TASK:
Give the material again in full, matching it exactly.

►

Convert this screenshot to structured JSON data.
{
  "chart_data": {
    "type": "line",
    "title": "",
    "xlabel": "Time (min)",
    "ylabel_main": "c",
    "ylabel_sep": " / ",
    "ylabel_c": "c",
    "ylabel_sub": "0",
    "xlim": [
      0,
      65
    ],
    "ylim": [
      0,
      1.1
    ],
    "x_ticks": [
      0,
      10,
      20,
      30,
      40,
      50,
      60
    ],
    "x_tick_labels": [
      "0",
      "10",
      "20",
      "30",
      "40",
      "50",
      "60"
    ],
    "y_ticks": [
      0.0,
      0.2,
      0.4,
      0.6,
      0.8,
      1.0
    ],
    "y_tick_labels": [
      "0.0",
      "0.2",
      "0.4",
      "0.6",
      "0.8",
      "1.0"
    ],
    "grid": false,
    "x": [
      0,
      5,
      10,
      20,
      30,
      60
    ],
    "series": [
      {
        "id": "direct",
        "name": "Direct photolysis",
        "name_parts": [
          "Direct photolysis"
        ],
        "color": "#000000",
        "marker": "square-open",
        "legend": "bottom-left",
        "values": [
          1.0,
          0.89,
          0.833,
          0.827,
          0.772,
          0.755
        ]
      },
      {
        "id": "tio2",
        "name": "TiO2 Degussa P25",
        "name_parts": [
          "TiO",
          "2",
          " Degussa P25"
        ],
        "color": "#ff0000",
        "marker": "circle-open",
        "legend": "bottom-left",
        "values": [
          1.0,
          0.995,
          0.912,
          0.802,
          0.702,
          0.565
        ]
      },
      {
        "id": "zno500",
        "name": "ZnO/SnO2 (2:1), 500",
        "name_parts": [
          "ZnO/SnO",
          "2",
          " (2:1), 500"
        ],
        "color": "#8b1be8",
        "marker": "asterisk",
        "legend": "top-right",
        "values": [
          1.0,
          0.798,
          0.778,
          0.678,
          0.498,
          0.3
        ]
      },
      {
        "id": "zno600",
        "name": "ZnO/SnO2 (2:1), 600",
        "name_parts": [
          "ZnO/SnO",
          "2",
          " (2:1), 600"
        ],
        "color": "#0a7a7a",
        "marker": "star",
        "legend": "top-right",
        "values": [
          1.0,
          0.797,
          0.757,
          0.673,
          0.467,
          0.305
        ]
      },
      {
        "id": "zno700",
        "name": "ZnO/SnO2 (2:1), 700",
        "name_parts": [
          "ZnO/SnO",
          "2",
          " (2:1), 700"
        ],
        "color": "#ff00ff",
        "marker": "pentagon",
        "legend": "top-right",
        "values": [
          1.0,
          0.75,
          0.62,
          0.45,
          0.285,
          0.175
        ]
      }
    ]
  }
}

◄

RESPONSE TO THE TASK:
Convert this screenshot to structured JSON data.
{
  "chart_data": {
    "type": "line",
    "title": "",
    "xlabel": "Time (min)",
    "ylabel_main": "c",
    "ylabel_sep": " / ",
    "ylabel_c": "c",
    "ylabel_sub": "0",
    "xlim": [
      0,
      65
    ],
    "ylim": [
      0,
      1.1
    ],
    "x_ticks": [
      0,
      10,
      20,
      30,
      40,
      50,
      60
    ],
    "x_tick_labels": [
      "0",
      "10",
      "20",
      "30",
      "40",
      "50",
      "60"
    ],
    "y_ticks": [
      0.0,
      0.2,
      0.4,
      0.6,
      0.8,
      1.0
    ],
    "y_tick_labels": [
      "0.0",
      "0.2",
      "0.4",
      "0.6",
      "0.8",
      "1.0"
    ],
    "grid": false,
    "x": [
      0,
      5,
      10,
      20,
      30,
      60
    ],
    "series": [
      {
        "id": "direct",
        "name": "Direct photolysis",
        "name_parts": [
          "Direct photolysis"
        ],
        "color": "#000000",
        "marker": "square-open",
        "legend": "bottom-left",
        "values": [
          1.0,
          0.89,
          0.833,
          0.827,
          0.772,
          0.755
        ]
      },
      {
        "id": "tio2",
        "name": "TiO2 Degussa P25",
        "name_parts": [
          "TiO",
          "2",
          " Degussa P25"
        ],
        "color": "#ff0000",
        "marker": "circle-open",
        "legend": "bottom-left",
        "values": [
          1.0,
          0.995,
          0.912,
          0.802,
          0.702,
          0.565
        ]
      },
      {
        "id": "zno500",
        "name": "ZnO/SnO2 (2:1), 500",
        "name_parts": [
          "ZnO/SnO",
          "2",
          " (2:1), 500"
        ],
        "color": "#8b1be8",
        "marker": "asterisk",
        "legend": "top-right",
        "values": [
          1.0,
          0.798,
          0.778,
          0.678,
          0.498,
          0.3
        ]
      },
      {
        "id": "zno600",
        "name": "ZnO/SnO2 (2:1), 600",
        "name_parts": [
          "ZnO/SnO",
          "2",
          " (2:1), 600"
        ],
        "color": "#0a7a7a",
        "marker": "star",
        "legend": "top-right",
        "values": [
          1.0,
          0.797,
          0.757,
          0.673,
          0.467,
          0.305
        ]
      },
      {
        "id": "zno700",
        "name": "ZnO/SnO2 (2:1), 700",
        "name_parts": [
          "ZnO/SnO",
          "2",
          " (2:1), 700"
        ],
        "color": "#ff00ff",
        "marker": "pentagon",
        "legend": "top-right",
        "values": [
          1.0,
          0.75,
          0.62,
          0.45,
          0.285,
          0.175
        ]
      }
    ]
  }
}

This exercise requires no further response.